### PROBLEM TO SOLVE
All entries are to be given again verbatim.

### DATASET RECORDS
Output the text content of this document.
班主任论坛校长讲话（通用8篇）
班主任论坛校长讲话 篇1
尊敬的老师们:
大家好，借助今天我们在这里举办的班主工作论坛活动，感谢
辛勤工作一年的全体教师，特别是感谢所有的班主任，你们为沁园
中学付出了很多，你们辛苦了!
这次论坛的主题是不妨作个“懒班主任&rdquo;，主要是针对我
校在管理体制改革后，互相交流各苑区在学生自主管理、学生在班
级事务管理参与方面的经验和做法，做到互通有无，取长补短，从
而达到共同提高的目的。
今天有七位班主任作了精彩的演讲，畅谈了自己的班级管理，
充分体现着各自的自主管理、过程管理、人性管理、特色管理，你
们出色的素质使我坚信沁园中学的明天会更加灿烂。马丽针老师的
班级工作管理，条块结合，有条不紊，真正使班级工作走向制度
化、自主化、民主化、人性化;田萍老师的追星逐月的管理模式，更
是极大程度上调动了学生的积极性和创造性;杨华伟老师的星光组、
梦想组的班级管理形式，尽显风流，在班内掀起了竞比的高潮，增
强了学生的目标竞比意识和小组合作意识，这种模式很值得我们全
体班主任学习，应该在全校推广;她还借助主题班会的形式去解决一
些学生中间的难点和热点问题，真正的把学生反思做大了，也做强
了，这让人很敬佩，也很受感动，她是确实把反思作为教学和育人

### SOLUTION TO THE PROBLEM
Output the text content of this document.
班主任论坛校长讲话（通用8篇）
班主任论坛校长讲话 篇1
尊敬的老师们:
大家好，借助今天我们在这里举办的班主工作论坛活动，感谢
辛勤工作一年的全体教师，特别是感谢所有的班主任，你们为沁园
中学付出了很多，你们辛苦了!
这次论坛的主题是不妨作个“懒班主任&rdquo;，主要是针对我
校在管理体制改革后，互相交流各苑区在学生自主管理、学生在班
级事务管理参与方面的经验和做法，做到互通有无，取长补短，从
而达到共同提高的目的。
今天有七位班主任作了精彩的演讲，畅谈了自己的班级管理，
充分体现着各自的自主管理、过程管理、人性管理、特色管理，你
们出色的素质使我坚信沁园中学的明天会更加灿烂。马丽针老师的
班级工作管理，条块结合，有条不紊，真正使班级工作走向制度
化、自主化、民主化、人性化;田萍老师的追星逐月的管理模式，更
是极大程度上调动了学生的积极性和创造性;杨华伟老师的星光组、
梦想组的班级管理形式，尽显风流，在班内掀起了竞比的高潮，增
强了学生的目标竞比意识和小组合作意识，这种模式很值得我们全
体班主任学习，应该在全校推广;她还借助主题班会的形式去解决一
些学生中间的难点和热点问题，真正的把学生反思做大了，也做强
了，这让人很敬佩，也很受感动，她是确实把反思作为教学和育人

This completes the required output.